## start Items

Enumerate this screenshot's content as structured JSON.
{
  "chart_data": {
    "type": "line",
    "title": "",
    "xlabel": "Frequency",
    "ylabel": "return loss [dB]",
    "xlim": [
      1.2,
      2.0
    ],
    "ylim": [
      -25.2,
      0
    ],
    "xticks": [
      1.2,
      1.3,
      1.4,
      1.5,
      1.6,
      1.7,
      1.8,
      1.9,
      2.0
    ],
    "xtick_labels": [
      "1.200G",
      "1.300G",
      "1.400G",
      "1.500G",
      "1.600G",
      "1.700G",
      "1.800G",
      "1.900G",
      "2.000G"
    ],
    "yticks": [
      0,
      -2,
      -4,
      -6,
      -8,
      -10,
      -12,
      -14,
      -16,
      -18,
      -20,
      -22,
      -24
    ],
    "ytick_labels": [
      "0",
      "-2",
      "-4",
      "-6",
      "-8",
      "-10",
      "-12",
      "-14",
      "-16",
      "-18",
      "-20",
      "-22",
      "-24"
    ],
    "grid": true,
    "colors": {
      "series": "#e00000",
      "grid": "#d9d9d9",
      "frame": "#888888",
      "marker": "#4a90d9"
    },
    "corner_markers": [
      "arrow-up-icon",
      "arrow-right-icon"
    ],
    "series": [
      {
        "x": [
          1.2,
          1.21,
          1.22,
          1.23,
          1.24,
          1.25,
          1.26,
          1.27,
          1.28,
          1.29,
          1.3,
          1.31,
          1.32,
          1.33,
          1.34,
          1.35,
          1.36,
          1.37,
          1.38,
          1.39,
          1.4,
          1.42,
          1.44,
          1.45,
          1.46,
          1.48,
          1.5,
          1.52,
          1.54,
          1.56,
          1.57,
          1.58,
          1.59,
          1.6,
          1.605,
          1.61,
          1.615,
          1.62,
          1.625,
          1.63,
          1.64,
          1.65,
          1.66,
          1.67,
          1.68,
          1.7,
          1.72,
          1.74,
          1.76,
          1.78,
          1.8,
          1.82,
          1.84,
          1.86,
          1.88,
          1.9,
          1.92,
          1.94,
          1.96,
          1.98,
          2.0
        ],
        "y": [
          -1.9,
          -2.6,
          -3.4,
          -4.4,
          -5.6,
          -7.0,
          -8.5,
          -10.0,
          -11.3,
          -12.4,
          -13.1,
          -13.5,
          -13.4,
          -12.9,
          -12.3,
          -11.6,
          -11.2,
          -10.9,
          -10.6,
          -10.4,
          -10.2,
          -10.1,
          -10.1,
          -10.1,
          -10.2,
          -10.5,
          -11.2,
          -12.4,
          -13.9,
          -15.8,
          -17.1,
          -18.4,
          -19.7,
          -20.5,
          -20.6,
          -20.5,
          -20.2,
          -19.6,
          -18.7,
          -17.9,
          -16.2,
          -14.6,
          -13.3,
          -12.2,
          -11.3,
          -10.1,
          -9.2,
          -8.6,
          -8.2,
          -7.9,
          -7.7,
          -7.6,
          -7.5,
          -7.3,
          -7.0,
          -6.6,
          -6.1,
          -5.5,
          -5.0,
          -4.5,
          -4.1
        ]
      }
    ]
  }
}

## end Items
## start Items

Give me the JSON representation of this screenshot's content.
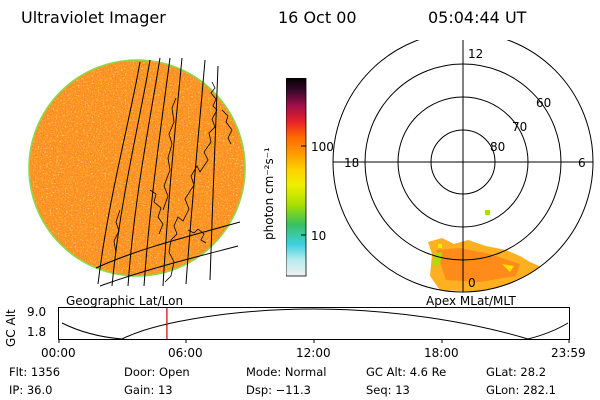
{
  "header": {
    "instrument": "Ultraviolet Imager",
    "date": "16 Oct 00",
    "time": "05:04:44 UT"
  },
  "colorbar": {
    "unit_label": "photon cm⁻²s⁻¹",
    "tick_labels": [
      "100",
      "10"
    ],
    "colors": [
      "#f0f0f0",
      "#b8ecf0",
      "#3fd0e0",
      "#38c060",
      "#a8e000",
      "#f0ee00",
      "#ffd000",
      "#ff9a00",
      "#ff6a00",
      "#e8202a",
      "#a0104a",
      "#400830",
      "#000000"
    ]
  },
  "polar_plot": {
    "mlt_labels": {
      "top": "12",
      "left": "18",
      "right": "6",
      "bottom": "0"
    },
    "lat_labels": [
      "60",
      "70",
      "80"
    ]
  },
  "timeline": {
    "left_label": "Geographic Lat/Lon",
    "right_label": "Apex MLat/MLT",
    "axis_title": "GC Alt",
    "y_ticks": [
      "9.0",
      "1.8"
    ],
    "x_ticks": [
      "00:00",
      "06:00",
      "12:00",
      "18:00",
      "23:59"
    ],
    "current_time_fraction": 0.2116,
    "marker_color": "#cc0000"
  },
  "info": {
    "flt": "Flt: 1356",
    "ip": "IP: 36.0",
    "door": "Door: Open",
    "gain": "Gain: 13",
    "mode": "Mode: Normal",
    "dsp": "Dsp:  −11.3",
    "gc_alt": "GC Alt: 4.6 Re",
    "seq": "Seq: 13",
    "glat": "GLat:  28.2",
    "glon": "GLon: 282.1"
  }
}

## end Items

- _Exercise details_
Of the lines in the entries, how many include the word "content"? State only the number.

- _Result of this exercise_
2